= Direction =
Without the pictures, give the entries below again exactly as written.

::::

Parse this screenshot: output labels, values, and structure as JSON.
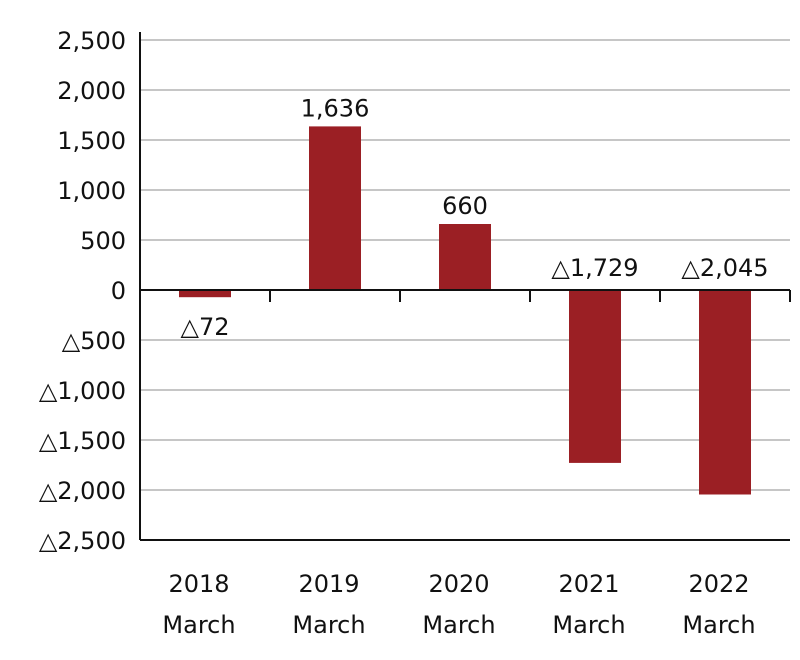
{
  "chart_data": {
    "type": "bar",
    "categories": [
      [
        "2018",
        "March"
      ],
      [
        "2019",
        "March"
      ],
      [
        "2020",
        "March"
      ],
      [
        "2021",
        "March"
      ],
      [
        "2022",
        "March"
      ]
    ],
    "values": [
      -72,
      1636,
      660,
      -1729,
      -2045
    ],
    "data_labels": [
      "△72",
      "1,636",
      "660",
      "△1,729",
      "△2,045"
    ],
    "y_ticks": [
      {
        "value": 2500,
        "label": "2,500"
      },
      {
        "value": 2000,
        "label": "2,000"
      },
      {
        "value": 1500,
        "label": "1,500"
      },
      {
        "value": 1000,
        "label": "1,000"
      },
      {
        "value": 500,
        "label": "500"
      },
      {
        "value": 0,
        "label": "0"
      },
      {
        "value": -500,
        "label": "△500"
      },
      {
        "value": -1000,
        "label": "△1,000"
      },
      {
        "value": -1500,
        "label": "△1,500"
      },
      {
        "value": -2000,
        "label": "△2,000"
      },
      {
        "value": -2500,
        "label": "△2,500"
      }
    ],
    "ylim": [
      -2500,
      2500
    ],
    "grid": true,
    "bar_color": "#9b1f24",
    "grid_color": "#b3b3b3",
    "title": "",
    "xlabel": "",
    "ylabel": ""
  }
}
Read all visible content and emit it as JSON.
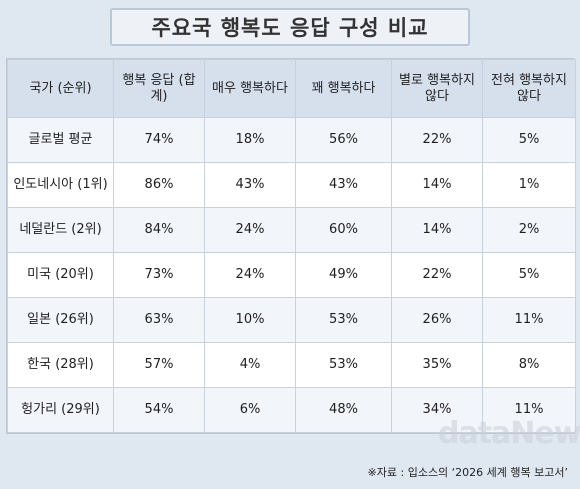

::::

= Solved problem =
Parse this screenshot: output labels, values, and structure as JSON.
{
  "chart_data": {
    "type": "bar",
    "categories": [
      [
        "2018",
        "March"
      ],
      [
        "2019",
        "March"
      ],
      [
        "2020",
        "March"
      ],
      [
        "2021",
        "March"
      ],
      [
        "2022",
        "March"
      ]
    ],
    "values": [
      -72,
      1636,
      660,
      -1729,
      -2045
    ],
    "data_labels": [
      "△72",
      "1,636",
      "660",
      "△1,729",
      "△2,045"
    ],
    "y_ticks": [
      {
        "value": 2500,
        "label": "2,500"
      },
      {
        "value": 2000,
        "label": "2,000"
      },
      {
        "value": 1500,
        "label": "1,500"
      },
      {
        "value": 1000,
        "label": "1,000"
      },
      {
        "value": 500,
        "label": "500"
      },
      {
        "value": 0,
        "label": "0"
      },
      {
        "value": -500,
        "label": "△500"
      },
      {
        "value": -1000,
        "label": "△1,000"
      },
      {
        "value": -1500,
        "label": "△1,500"
      },
      {
        "value": -2000,
        "label": "△2,000"
      },
      {
        "value": -2500,
        "label": "△2,500"
      }
    ],
    "ylim": [
      -2500,
      2500
    ],
    "grid": true,
    "bar_color": "#9b1f24",
    "grid_color": "#b3b3b3",
    "title": "",
    "xlabel": "",
    "ylabel": ""
  }
}
Read all visible content and emit it as JSON.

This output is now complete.